>> Begin
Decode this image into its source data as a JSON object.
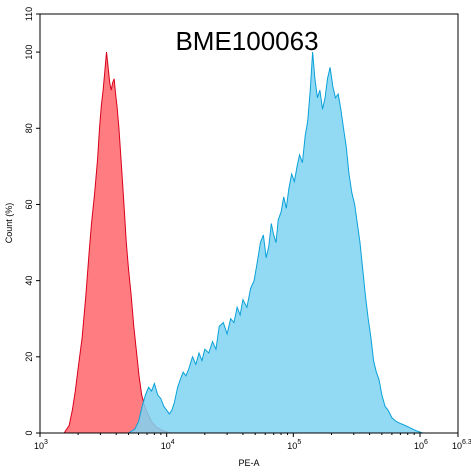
{
  "chart_data": {
    "type": "area",
    "title": "BME100063",
    "xlabel": "PE-A",
    "ylabel": "Count  (%)",
    "x_scale": "log10",
    "xlim": [
      1000,
      1995262
    ],
    "ylim": [
      0,
      110
    ],
    "grid": false,
    "legend": "none",
    "x_ticks": [
      {
        "base": "10",
        "exp": "3"
      },
      {
        "base": "10",
        "exp": "4"
      },
      {
        "base": "10",
        "exp": "5"
      },
      {
        "base": "10",
        "exp": "6"
      },
      {
        "base": "10",
        "exp": "6.3"
      }
    ],
    "x_tick_values": [
      1000,
      10000,
      100000,
      1000000,
      1995262
    ],
    "y_ticks": [
      "0",
      "20",
      "40",
      "60",
      "80",
      "100",
      "110"
    ],
    "y_tick_values": [
      0,
      20,
      40,
      60,
      80,
      100,
      110
    ],
    "series": [
      {
        "color": "#ff7c80",
        "stroke": "#d9001b",
        "points": [
          [
            1550,
            0
          ],
          [
            1700,
            2
          ],
          [
            1800,
            6
          ],
          [
            1900,
            11
          ],
          [
            2000,
            17
          ],
          [
            2150,
            25
          ],
          [
            2300,
            36
          ],
          [
            2450,
            48
          ],
          [
            2550,
            55
          ],
          [
            2700,
            63
          ],
          [
            2850,
            72
          ],
          [
            2950,
            80
          ],
          [
            3050,
            86
          ],
          [
            3150,
            90
          ],
          [
            3250,
            95
          ],
          [
            3350,
            100
          ],
          [
            3450,
            96
          ],
          [
            3550,
            92
          ],
          [
            3650,
            90
          ],
          [
            3750,
            92
          ],
          [
            3850,
            93
          ],
          [
            3950,
            89
          ],
          [
            4050,
            86
          ],
          [
            4200,
            80
          ],
          [
            4400,
            70
          ],
          [
            4600,
            60
          ],
          [
            4800,
            50
          ],
          [
            5000,
            43
          ],
          [
            5250,
            36
          ],
          [
            5500,
            28
          ],
          [
            5750,
            22
          ],
          [
            6050,
            15
          ],
          [
            6350,
            10
          ],
          [
            6700,
            7
          ],
          [
            7100,
            5
          ],
          [
            7600,
            3
          ],
          [
            8300,
            1.5
          ],
          [
            9500,
            0.5
          ],
          [
            11000,
            0
          ]
        ]
      },
      {
        "color": "#7fd3f2",
        "stroke": "#0aa1d8",
        "points": [
          [
            5000,
            0
          ],
          [
            5600,
            1
          ],
          [
            6000,
            3
          ],
          [
            6400,
            7
          ],
          [
            6800,
            10
          ],
          [
            7200,
            12
          ],
          [
            7600,
            11
          ],
          [
            8000,
            13
          ],
          [
            8500,
            10
          ],
          [
            9000,
            9
          ],
          [
            9500,
            7
          ],
          [
            10000,
            6
          ],
          [
            10500,
            5
          ],
          [
            11000,
            6
          ],
          [
            11500,
            8
          ],
          [
            12200,
            12
          ],
          [
            12800,
            14
          ],
          [
            13500,
            16
          ],
          [
            14200,
            15
          ],
          [
            15000,
            17
          ],
          [
            16000,
            20
          ],
          [
            17000,
            18
          ],
          [
            18000,
            21
          ],
          [
            19000,
            19
          ],
          [
            20000,
            22
          ],
          [
            21500,
            21
          ],
          [
            23000,
            24
          ],
          [
            24500,
            22
          ],
          [
            26000,
            28
          ],
          [
            28000,
            29
          ],
          [
            30000,
            26
          ],
          [
            32000,
            30
          ],
          [
            34000,
            29
          ],
          [
            36000,
            33
          ],
          [
            38000,
            31
          ],
          [
            40000,
            35
          ],
          [
            43000,
            33
          ],
          [
            46000,
            38
          ],
          [
            49000,
            40
          ],
          [
            52000,
            45
          ],
          [
            55000,
            50
          ],
          [
            58000,
            52
          ],
          [
            61000,
            46
          ],
          [
            64000,
            49
          ],
          [
            67000,
            55
          ],
          [
            70000,
            52
          ],
          [
            73000,
            50
          ],
          [
            76000,
            56
          ],
          [
            80000,
            58
          ],
          [
            84000,
            62
          ],
          [
            88000,
            59
          ],
          [
            92000,
            64
          ],
          [
            97000,
            68
          ],
          [
            102000,
            66
          ],
          [
            107000,
            70
          ],
          [
            112000,
            73
          ],
          [
            118000,
            71
          ],
          [
            124000,
            78
          ],
          [
            130000,
            82
          ],
          [
            136000,
            90
          ],
          [
            142000,
            100
          ],
          [
            148000,
            93
          ],
          [
            155000,
            88
          ],
          [
            162000,
            90
          ],
          [
            170000,
            85
          ],
          [
            178000,
            88
          ],
          [
            186000,
            93
          ],
          [
            195000,
            96
          ],
          [
            205000,
            91
          ],
          [
            215000,
            88
          ],
          [
            226000,
            89
          ],
          [
            237000,
            85
          ],
          [
            249000,
            80
          ],
          [
            262000,
            75
          ],
          [
            275000,
            68
          ],
          [
            290000,
            63
          ],
          [
            305000,
            60
          ],
          [
            320000,
            55
          ],
          [
            336000,
            50
          ],
          [
            353000,
            43
          ],
          [
            371000,
            36
          ],
          [
            390000,
            30
          ],
          [
            410000,
            25
          ],
          [
            430000,
            19
          ],
          [
            452000,
            16
          ],
          [
            475000,
            14
          ],
          [
            500000,
            10
          ],
          [
            530000,
            7
          ],
          [
            560000,
            6
          ],
          [
            600000,
            4
          ],
          [
            650000,
            3
          ],
          [
            700000,
            2.5
          ],
          [
            760000,
            2
          ],
          [
            820000,
            1.5
          ],
          [
            880000,
            1
          ],
          [
            950000,
            0.5
          ],
          [
            1050000,
            0
          ]
        ]
      }
    ]
  }
}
>> End
### Written exercise
Repeat every record above exactly, but leave out any pictures.

### Full output
Decode this image into its source data as a JSON object.
{
  "chart_data": {
    "type": "area",
    "title": "BME100063",
    "xlabel": "PE-A",
    "ylabel": "Count  (%)",
    "x_scale": "log10",
    "xlim": [
      1000,
      1995262
    ],
    "ylim": [
      0,
      110
    ],
    "grid": false,
    "legend": "none",
    "x_ticks": [
      {
        "base": "10",
        "exp": "3"
      },
      {
        "base": "10",
        "exp": "4"
      },
      {
        "base": "10",
        "exp": "5"
      },
      {
        "base": "10",
        "exp": "6"
      },
      {
        "base": "10",
        "exp": "6.3"
      }
    ],
    "x_tick_values": [
      1000,
      10000,
      100000,
      1000000,
      1995262
    ],
    "y_ticks": [
      "0",
      "20",
      "40",
      "60",
      "80",
      "100",
      "110"
    ],
    "y_tick_values": [
      0,
      20,
      40,
      60,
      80,
      100,
      110
    ],
    "series": [
      {
        "color": "#ff7c80",
        "stroke": "#d9001b",
        "points": [
          [
            1550,
            0
          ],
          [
            1700,
            2
          ],
          [
            1800,
            6
          ],
          [
            1900,
            11
          ],
          [
            2000,
            17
          ],
          [
            2150,
            25
          ],
          [
            2300,
            36
          ],
          [
            2450,
            48
          ],
          [
            2550,
            55
          ],
          [
            2700,
            63
          ],
          [
            2850,
            72
          ],
          [
            2950,
            80
          ],
          [
            3050,
            86
          ],
          [
            3150,
            90
          ],
          [
            3250,
            95
          ],
          [
            3350,
            100
          ],
          [
            3450,
            96
          ],
          [
            3550,
            92
          ],
          [
            3650,
            90
          ],
          [
            3750,
            92
          ],
          [
            3850,
            93
          ],
          [
            3950,
            89
          ],
          [
            4050,
            86
          ],
          [
            4200,
            80
          ],
          [
            4400,
            70
          ],
          [
            4600,
            60
          ],
          [
            4800,
            50
          ],
          [
            5000,
            43
          ],
          [
            5250,
            36
          ],
          [
            5500,
            28
          ],
          [
            5750,
            22
          ],
          [
            6050,
            15
          ],
          [
            6350,
            10
          ],
          [
            6700,
            7
          ],
          [
            7100,
            5
          ],
          [
            7600,
            3
          ],
          [
            8300,
            1.5
          ],
          [
            9500,
            0.5
          ],
          [
            11000,
            0
          ]
        ]
      },
      {
        "color": "#7fd3f2",
        "stroke": "#0aa1d8",
        "points": [
          [
            5000,
            0
          ],
          [
            5600,
            1
          ],
          [
            6000,
            3
          ],
          [
            6400,
            7
          ],
          [
            6800,
            10
          ],
          [
            7200,
            12
          ],
          [
            7600,
            11
          ],
          [
            8000,
            13
          ],
          [
            8500,
            10
          ],
          [
            9000,
            9
          ],
          [
            9500,
            7
          ],
          [
            10000,
            6
          ],
          [
            10500,
            5
          ],
          [
            11000,
            6
          ],
          [
            11500,
            8
          ],
          [
            12200,
            12
          ],
          [
            12800,
            14
          ],
          [
            13500,
            16
          ],
          [
            14200,
            15
          ],
          [
            15000,
            17
          ],
          [
            16000,
            20
          ],
          [
            17000,
            18
          ],
          [
            18000,
            21
          ],
          [
            19000,
            19
          ],
          [
            20000,
            22
          ],
          [
            21500,
            21
          ],
          [
            23000,
            24
          ],
          [
            24500,
            22
          ],
          [
            26000,
            28
          ],
          [
            28000,
            29
          ],
          [
            30000,
            26
          ],
          [
            32000,
            30
          ],
          [
            34000,
            29
          ],
          [
            36000,
            33
          ],
          [
            38000,
            31
          ],
          [
            40000,
            35
          ],
          [
            43000,
            33
          ],
          [
            46000,
            38
          ],
          [
            49000,
            40
          ],
          [
            52000,
            45
          ],
          [
            55000,
            50
          ],
          [
            58000,
            52
          ],
          [
            61000,
            46
          ],
          [
            64000,
            49
          ],
          [
            67000,
            55
          ],
          [
            70000,
            52
          ],
          [
            73000,
            50
          ],
          [
            76000,
            56
          ],
          [
            80000,
            58
          ],
          [
            84000,
            62
          ],
          [
            88000,
            59
          ],
          [
            92000,
            64
          ],
          [
            97000,
            68
          ],
          [
            102000,
            66
          ],
          [
            107000,
            70
          ],
          [
            112000,
            73
          ],
          [
            118000,
            71
          ],
          [
            124000,
            78
          ],
          [
            130000,
            82
          ],
          [
            136000,
            90
          ],
          [
            142000,
            100
          ],
          [
            148000,
            93
          ],
          [
            155000,
            88
          ],
          [
            162000,
            90
          ],
          [
            170000,
            85
          ],
          [
            178000,
            88
          ],
          [
            186000,
            93
          ],
          [
            195000,
            96
          ],
          [
            205000,
            91
          ],
          [
            215000,
            88
          ],
          [
            226000,
            89
          ],
          [
            237000,
            85
          ],
          [
            249000,
            80
          ],
          [
            262000,
            75
          ],
          [
            275000,
            68
          ],
          [
            290000,
            63
          ],
          [
            305000,
            60
          ],
          [
            320000,
            55
          ],
          [
            336000,
            50
          ],
          [
            353000,
            43
          ],
          [
            371000,
            36
          ],
          [
            390000,
            30
          ],
          [
            410000,
            25
          ],
          [
            430000,
            19
          ],
          [
            452000,
            16
          ],
          [
            475000,
            14
          ],
          [
            500000,
            10
          ],
          [
            530000,
            7
          ],
          [
            560000,
            6
          ],
          [
            600000,
            4
          ],
          [
            650000,
            3
          ],
          [
            700000,
            2.5
          ],
          [
            760000,
            2
          ],
          [
            820000,
            1.5
          ],
          [
            880000,
            1
          ],
          [
            950000,
            0.5
          ],
          [
            1050000,
            0
          ]
        ]
      }
    ]
  }
}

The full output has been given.